_WRITTEN EXERCISE_
Skip every image and restate the data word for word.

_RECORD LIST_

== == ==

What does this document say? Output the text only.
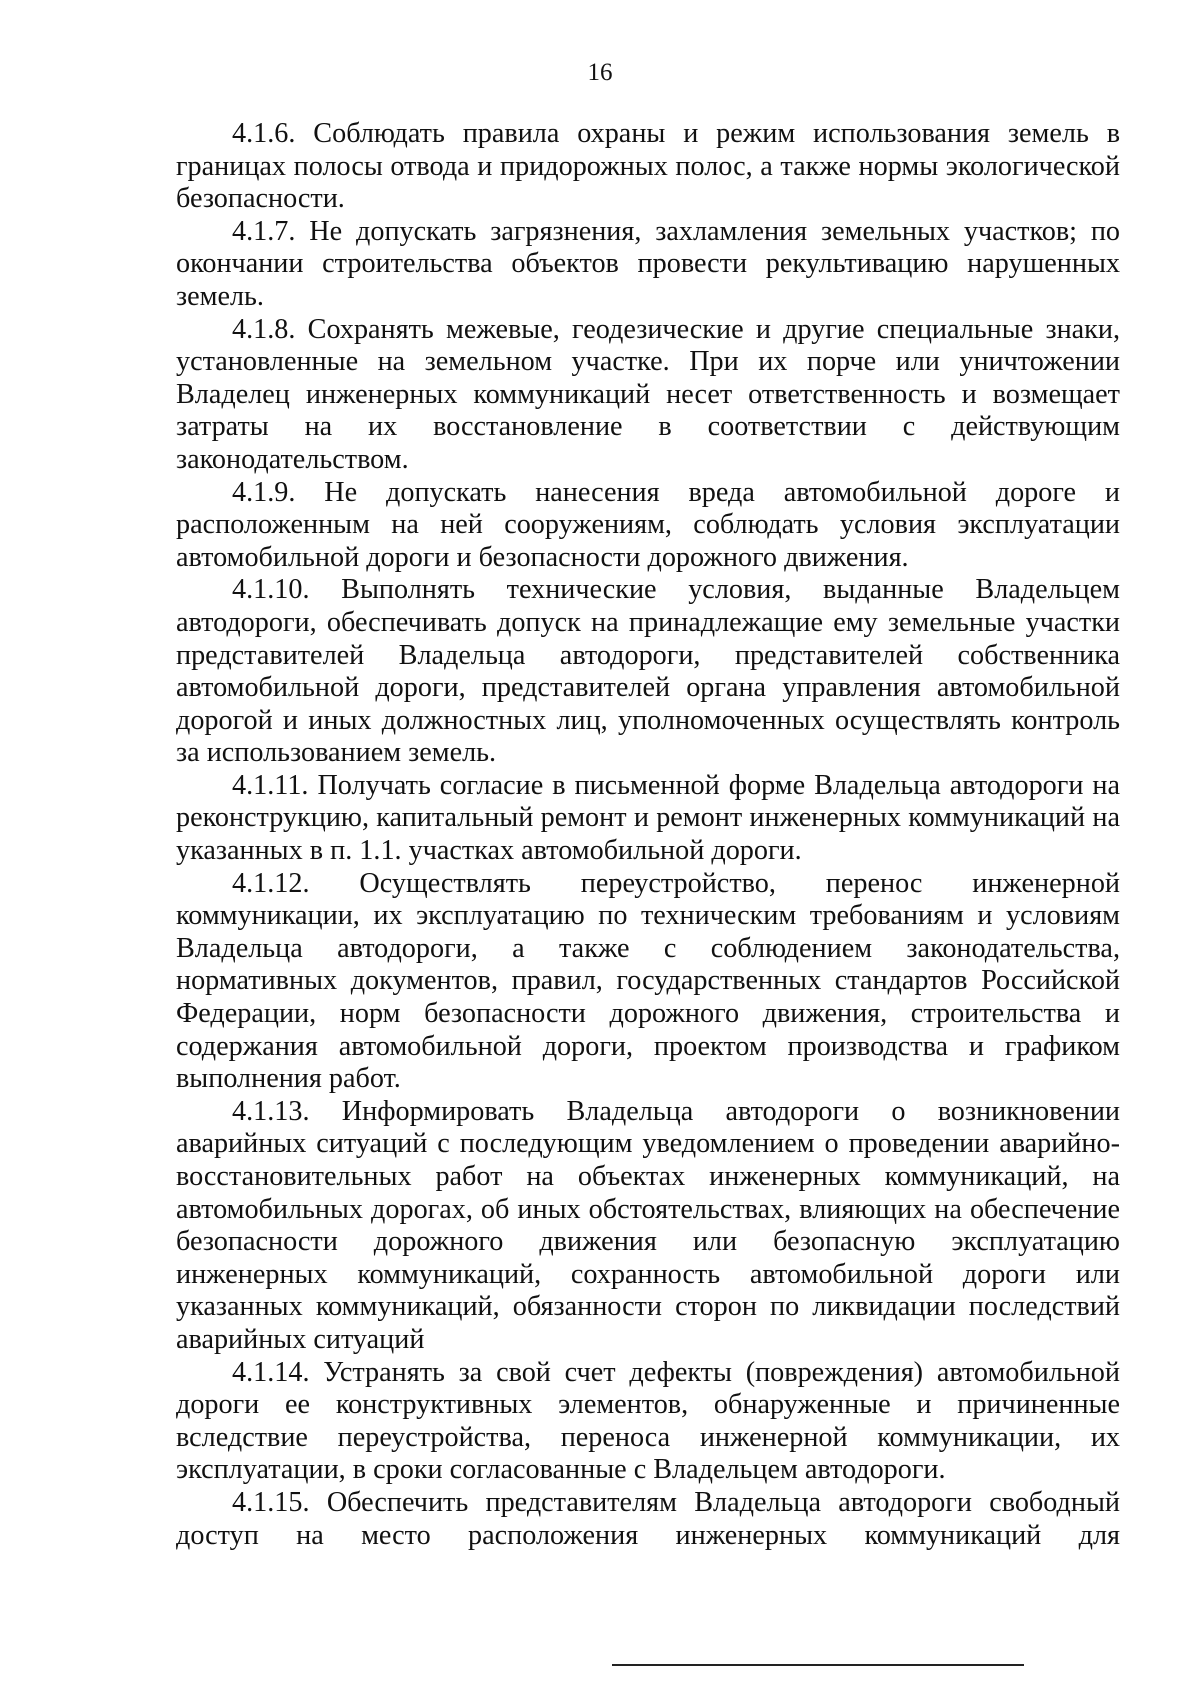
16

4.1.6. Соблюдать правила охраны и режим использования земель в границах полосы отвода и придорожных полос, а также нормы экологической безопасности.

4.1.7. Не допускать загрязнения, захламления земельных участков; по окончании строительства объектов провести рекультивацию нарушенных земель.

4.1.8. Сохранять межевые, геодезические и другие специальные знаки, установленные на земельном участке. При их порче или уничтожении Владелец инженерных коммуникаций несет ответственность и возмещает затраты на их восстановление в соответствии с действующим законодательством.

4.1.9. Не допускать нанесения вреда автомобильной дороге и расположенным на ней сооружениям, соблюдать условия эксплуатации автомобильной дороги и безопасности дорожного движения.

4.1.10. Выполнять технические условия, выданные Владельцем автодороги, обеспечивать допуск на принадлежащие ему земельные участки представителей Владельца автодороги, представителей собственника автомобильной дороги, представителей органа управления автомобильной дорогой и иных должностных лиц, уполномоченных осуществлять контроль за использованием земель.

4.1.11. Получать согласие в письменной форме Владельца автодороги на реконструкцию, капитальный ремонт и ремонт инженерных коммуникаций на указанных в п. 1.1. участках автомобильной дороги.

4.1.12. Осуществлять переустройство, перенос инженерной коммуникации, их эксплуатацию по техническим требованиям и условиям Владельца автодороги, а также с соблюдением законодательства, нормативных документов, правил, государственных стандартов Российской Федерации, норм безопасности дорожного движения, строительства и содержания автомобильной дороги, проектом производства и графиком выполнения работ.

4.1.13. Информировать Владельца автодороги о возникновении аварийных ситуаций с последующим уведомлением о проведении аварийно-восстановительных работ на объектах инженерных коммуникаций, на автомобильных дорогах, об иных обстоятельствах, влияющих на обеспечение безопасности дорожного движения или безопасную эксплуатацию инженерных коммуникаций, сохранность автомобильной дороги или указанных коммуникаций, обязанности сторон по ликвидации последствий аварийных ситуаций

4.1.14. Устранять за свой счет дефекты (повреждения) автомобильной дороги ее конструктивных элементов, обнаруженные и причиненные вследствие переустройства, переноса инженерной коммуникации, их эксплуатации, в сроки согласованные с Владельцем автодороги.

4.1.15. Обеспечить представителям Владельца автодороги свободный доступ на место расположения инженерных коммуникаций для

== == ==

_RESPONSE_
What does this document say? Output the text only.
16

4.1.6. Соблюдать правила охраны и режим использования земель в границах полосы отвода и придорожных полос, а также нормы экологической безопасности.

4.1.7. Не допускать загрязнения, захламления земельных участков; по окончании строительства объектов провести рекультивацию нарушенных земель.

4.1.8. Сохранять межевые, геодезические и другие специальные знаки, установленные на земельном участке. При их порче или уничтожении Владелец инженерных коммуникаций несет ответственность и возмещает затраты на их восстановление в соответствии с действующим законодательством.

4.1.9. Не допускать нанесения вреда автомобильной дороге и расположенным на ней сооружениям, соблюдать условия эксплуатации автомобильной дороги и безопасности дорожного движения.

4.1.10. Выполнять технические условия, выданные Владельцем автодороги, обеспечивать допуск на принадлежащие ему земельные участки представителей Владельца автодороги, представителей собственника автомобильной дороги, представителей органа управления автомобильной дорогой и иных должностных лиц, уполномоченных осуществлять контроль за использованием земель.

4.1.11. Получать согласие в письменной форме Владельца автодороги на реконструкцию, капитальный ремонт и ремонт инженерных коммуникаций на указанных в п. 1.1. участках автомобильной дороги.

4.1.12. Осуществлять переустройство, перенос инженерной коммуникации, их эксплуатацию по техническим требованиям и условиям Владельца автодороги, а также с соблюдением законодательства, нормативных документов, правил, государственных стандартов Российской Федерации, норм безопасности дорожного движения, строительства и содержания автомобильной дороги, проектом производства и графиком выполнения работ.

4.1.13. Информировать Владельца автодороги о возникновении аварийных ситуаций с последующим уведомлением о проведении аварийно-восстановительных работ на объектах инженерных коммуникаций, на автомобильных дорогах, об иных обстоятельствах, влияющих на обеспечение безопасности дорожного движения или безопасную эксплуатацию инженерных коммуникаций, сохранность автомобильной дороги или указанных коммуникаций, обязанности сторон по ликвидации последствий аварийных ситуаций

4.1.14. Устранять за свой счет дефекты (повреждения) автомобильной дороги ее конструктивных элементов, обнаруженные и причиненные вследствие переустройства, переноса инженерной коммуникации, их эксплуатации, в сроки согласованные с Владельцем автодороги.

4.1.15. Обеспечить представителям Владельца автодороги свободный доступ на место расположения инженерных коммуникаций для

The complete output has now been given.